* **WORK INSTRUCTIONS**
Only the pictures are left out: repeat the rest of the entries exactly.

* **RAW RECORDS**
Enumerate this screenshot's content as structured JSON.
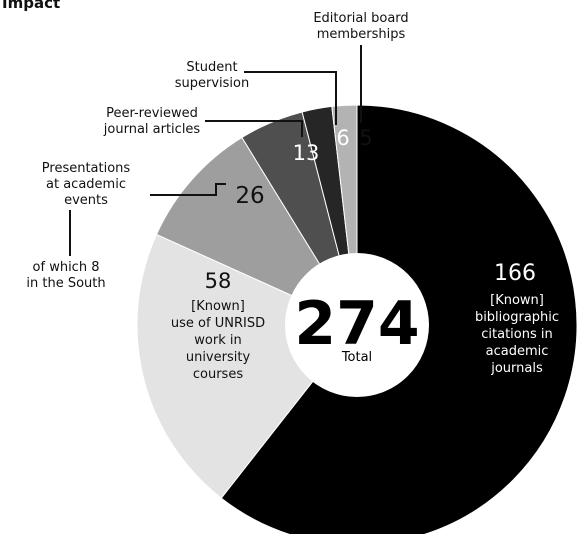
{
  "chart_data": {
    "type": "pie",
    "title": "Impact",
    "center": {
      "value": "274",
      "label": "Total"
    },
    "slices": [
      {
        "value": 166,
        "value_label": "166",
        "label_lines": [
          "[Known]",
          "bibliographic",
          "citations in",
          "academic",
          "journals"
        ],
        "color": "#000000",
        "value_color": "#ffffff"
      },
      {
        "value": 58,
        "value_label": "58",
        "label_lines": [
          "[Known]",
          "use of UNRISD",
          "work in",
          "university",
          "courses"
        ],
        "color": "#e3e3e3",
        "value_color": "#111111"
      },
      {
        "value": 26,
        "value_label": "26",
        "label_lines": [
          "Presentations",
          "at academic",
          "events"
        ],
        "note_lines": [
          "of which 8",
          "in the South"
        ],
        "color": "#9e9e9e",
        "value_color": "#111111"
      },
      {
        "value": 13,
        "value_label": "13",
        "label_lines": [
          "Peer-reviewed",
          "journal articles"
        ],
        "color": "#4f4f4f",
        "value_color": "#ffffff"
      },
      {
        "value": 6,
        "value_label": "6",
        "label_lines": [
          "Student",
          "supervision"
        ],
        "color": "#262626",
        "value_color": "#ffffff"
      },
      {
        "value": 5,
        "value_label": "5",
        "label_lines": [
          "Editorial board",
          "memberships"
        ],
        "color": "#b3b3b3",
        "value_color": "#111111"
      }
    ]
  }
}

* **RESPONSE BELOW**
Enumerate this screenshot's content as structured JSON.
{
  "chart_data": {
    "type": "pie",
    "title": "Impact",
    "center": {
      "value": "274",
      "label": "Total"
    },
    "slices": [
      {
        "value": 166,
        "value_label": "166",
        "label_lines": [
          "[Known]",
          "bibliographic",
          "citations in",
          "academic",
          "journals"
        ],
        "color": "#000000",
        "value_color": "#ffffff"
      },
      {
        "value": 58,
        "value_label": "58",
        "label_lines": [
          "[Known]",
          "use of UNRISD",
          "work in",
          "university",
          "courses"
        ],
        "color": "#e3e3e3",
        "value_color": "#111111"
      },
      {
        "value": 26,
        "value_label": "26",
        "label_lines": [
          "Presentations",
          "at academic",
          "events"
        ],
        "note_lines": [
          "of which 8",
          "in the South"
        ],
        "color": "#9e9e9e",
        "value_color": "#111111"
      },
      {
        "value": 13,
        "value_label": "13",
        "label_lines": [
          "Peer-reviewed",
          "journal articles"
        ],
        "color": "#4f4f4f",
        "value_color": "#ffffff"
      },
      {
        "value": 6,
        "value_label": "6",
        "label_lines": [
          "Student",
          "supervision"
        ],
        "color": "#262626",
        "value_color": "#ffffff"
      },
      {
        "value": 5,
        "value_label": "5",
        "label_lines": [
          "Editorial board",
          "memberships"
        ],
        "color": "#b3b3b3",
        "value_color": "#111111"
      }
    ]
  }
}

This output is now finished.